====== Input

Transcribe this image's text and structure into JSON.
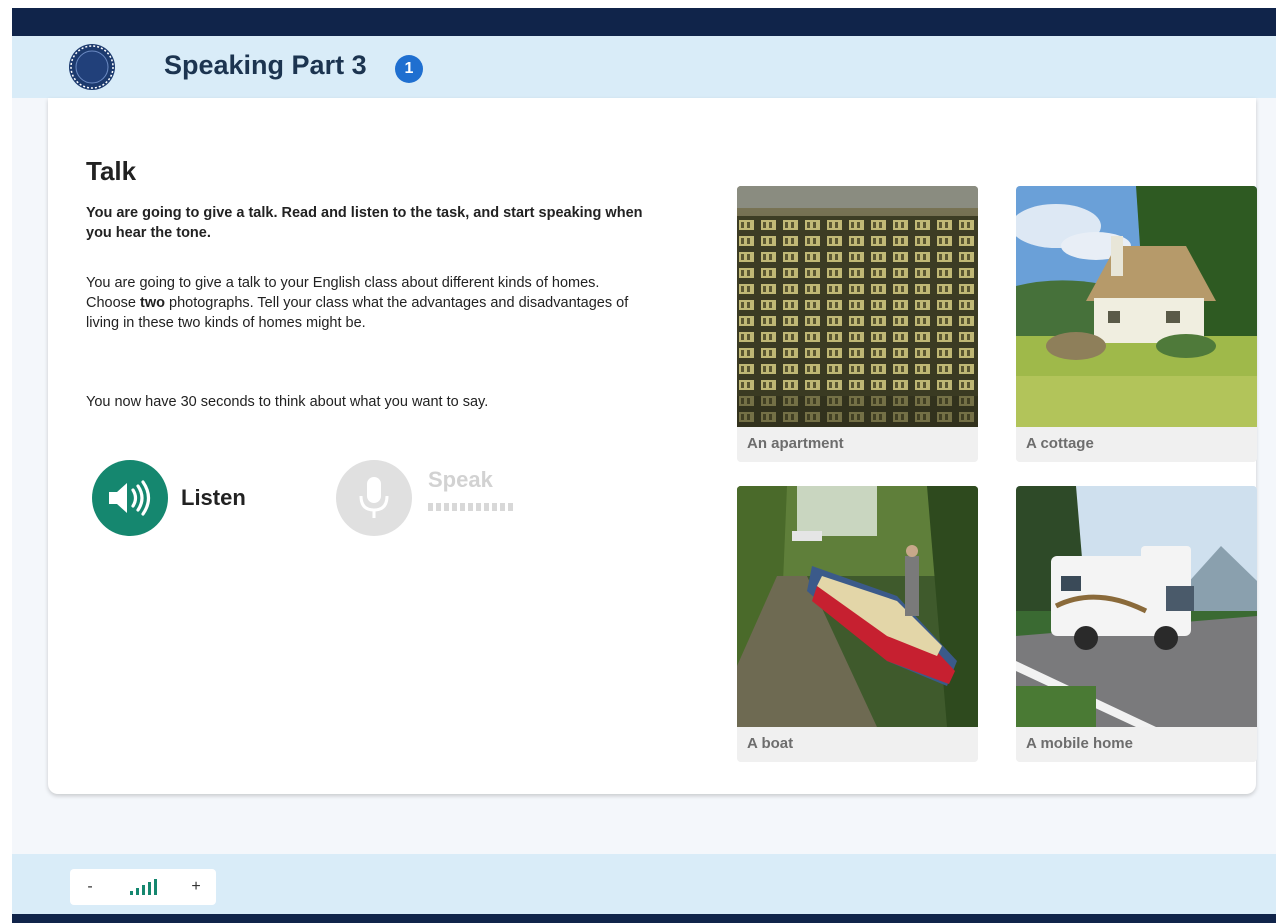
{
  "header": {
    "title": "Speaking Part 3",
    "badge": "1",
    "logo_icon": "seal-logo-icon"
  },
  "task": {
    "title": "Talk",
    "instruction": "You are going to give a talk. Read and listen to the task, and start speaking when you hear the tone.",
    "text_before_bold": "You are going to give a talk to your English class about different kinds of homes. Choose ",
    "text_bold": "two",
    "text_after_bold": " photographs. Tell your class what the advantages and disadvantages of living in these two kinds of homes might be.",
    "think": "You now have 30 seconds to think about what you want to say."
  },
  "controls": {
    "listen_label": "Listen",
    "listen_icon": "speaker-icon",
    "speak_label": "Speak",
    "speak_icon": "microphone-icon",
    "speak_enabled": false
  },
  "photos": [
    {
      "caption": "An apartment"
    },
    {
      "caption": "A cottage"
    },
    {
      "caption": "A boat"
    },
    {
      "caption": "A mobile home"
    }
  ],
  "footer": {
    "volume_down": "-",
    "volume_up": "+",
    "volume_icon": "volume-bars-icon"
  },
  "colors": {
    "accent": "#15876f",
    "navy": "#10244a",
    "header_bg": "#d9ecf8",
    "badge": "#1f6fd0"
  }
}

============

» **Stated goal**: Copy each line from the data above that includes "caption".

» **Expected output**:
      "caption": "An apartment"
      "caption": "A cottage"
      "caption": "A boat"
      "caption": "A mobile home"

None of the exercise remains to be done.